PROBLEM SET
1. Answer these questions about the forum discussion of presents for the children:
(a) What does the first post say about the dad's employment?
(b) What amount per child, and what total, does Chelsieelsie say it would cost to level things up?
(c) How old is the stepchild according to Roses26's reply?
2. Write the next part of the forum discussion about presents for the children, picking up after its last line.

BEGIN DOCUMENT PASSAGE

All of these presents sound far too expensive for a dad who is off work long-term sick. Is the money in effect yours OP, or does DH have savings he is using?

Roses26 · 29/11/2024 08:48

Chelsieelsie · 29/11/2024 08:45

For clarity - I don't think DSS should get less at all - just that DH should contribute the SAME for each of his children, regardless of who their mum is...

Me haivng to contribute £150 per our 2 to level it up with DSS is not easy - £300 is alot for what I earn, BTW.

But you had the money for birthdays according to your posts? Again it seems you don’t want to pay because you think it’s your DHs turn. But rather than mention that you’re focussing on what your 14 year old SC will get in total from his two separate households.

YaWeeFurryBastard · 29/11/2024 08:50

Chelsieelsie · 29/11/2024 08:45

For clarity - I don't think DSS should get less at all - just that DH should contribute the SAME for each of his children, regardless of who their mum is...

Me haivng to contribute £150 per our 2 to level it up with DSS is not easy - £300 is alot for what I earn, BTW.

END DOCUMENT PASSAGE
BEGIN DATA FOR REVIEW

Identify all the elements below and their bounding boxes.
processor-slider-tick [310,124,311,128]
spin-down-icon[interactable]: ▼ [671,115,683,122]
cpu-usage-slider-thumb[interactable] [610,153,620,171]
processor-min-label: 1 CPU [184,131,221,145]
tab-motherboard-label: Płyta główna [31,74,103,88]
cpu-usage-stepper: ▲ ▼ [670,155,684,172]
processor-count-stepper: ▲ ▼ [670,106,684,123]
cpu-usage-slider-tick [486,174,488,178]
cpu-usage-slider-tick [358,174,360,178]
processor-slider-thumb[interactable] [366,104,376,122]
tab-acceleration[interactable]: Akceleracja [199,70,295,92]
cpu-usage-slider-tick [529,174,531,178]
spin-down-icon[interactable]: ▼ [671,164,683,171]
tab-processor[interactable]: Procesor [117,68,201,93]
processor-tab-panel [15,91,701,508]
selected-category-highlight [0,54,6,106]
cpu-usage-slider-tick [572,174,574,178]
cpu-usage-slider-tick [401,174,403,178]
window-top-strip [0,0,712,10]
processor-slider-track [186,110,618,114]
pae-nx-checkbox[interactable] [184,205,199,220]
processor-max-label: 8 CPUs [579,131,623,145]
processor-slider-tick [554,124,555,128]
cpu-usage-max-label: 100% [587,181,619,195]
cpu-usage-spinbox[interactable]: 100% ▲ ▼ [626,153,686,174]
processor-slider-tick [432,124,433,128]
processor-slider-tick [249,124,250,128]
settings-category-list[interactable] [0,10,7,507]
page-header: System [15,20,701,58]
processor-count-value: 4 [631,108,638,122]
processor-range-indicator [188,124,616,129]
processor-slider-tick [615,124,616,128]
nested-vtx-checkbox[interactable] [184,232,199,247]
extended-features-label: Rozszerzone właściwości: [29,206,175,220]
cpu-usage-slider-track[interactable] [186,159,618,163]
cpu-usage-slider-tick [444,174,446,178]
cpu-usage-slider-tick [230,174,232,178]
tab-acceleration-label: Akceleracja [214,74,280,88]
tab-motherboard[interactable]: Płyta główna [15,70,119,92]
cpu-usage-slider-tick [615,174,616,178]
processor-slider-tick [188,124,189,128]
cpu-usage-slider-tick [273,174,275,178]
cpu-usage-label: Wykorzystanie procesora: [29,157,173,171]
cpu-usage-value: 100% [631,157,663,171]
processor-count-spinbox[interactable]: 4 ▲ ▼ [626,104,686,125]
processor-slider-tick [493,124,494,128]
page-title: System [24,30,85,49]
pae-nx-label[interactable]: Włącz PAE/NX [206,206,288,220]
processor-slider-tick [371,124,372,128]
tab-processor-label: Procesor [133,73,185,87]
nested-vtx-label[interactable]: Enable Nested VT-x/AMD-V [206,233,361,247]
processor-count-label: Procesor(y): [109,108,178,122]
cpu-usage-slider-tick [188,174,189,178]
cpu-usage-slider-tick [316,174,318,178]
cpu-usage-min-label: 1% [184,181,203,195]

END DATA FOR REVIEW

RESULTS OF THE TASKS
1.
(a) He is off work long-term sick.
(b) £150 per child, £300 in total.
(c) 14 years old.

2.
Well I’m sure if you said to your DH “I can’t afford to contribute to Christmas presents this year” he’d adjust his contributions so all the children do get equal (rightly so). I think the issue here is he understandably doesn’t want his first son to get less so is increasing his contribution. Some of your posts say you want him to buy equal gifts for all the children (fair) and then you to buy extras on top for just yours (not fair).

Why don’t you sit down and have a conversation about how you as a household will ensure all the children get equal presents?

Mumofteenandtween · 29/11/2024 08:50

I’m a bit confused. You both agree that you should buy presents worth £900 in total (plus stocking fillers) for the 3 kids? But your husband thinks he should pay £600 of this and you think he should pay all £900 of it?) Because you paid for the birthdays?)

In which case it isn’t really a step child issue but a “who finances what” issue?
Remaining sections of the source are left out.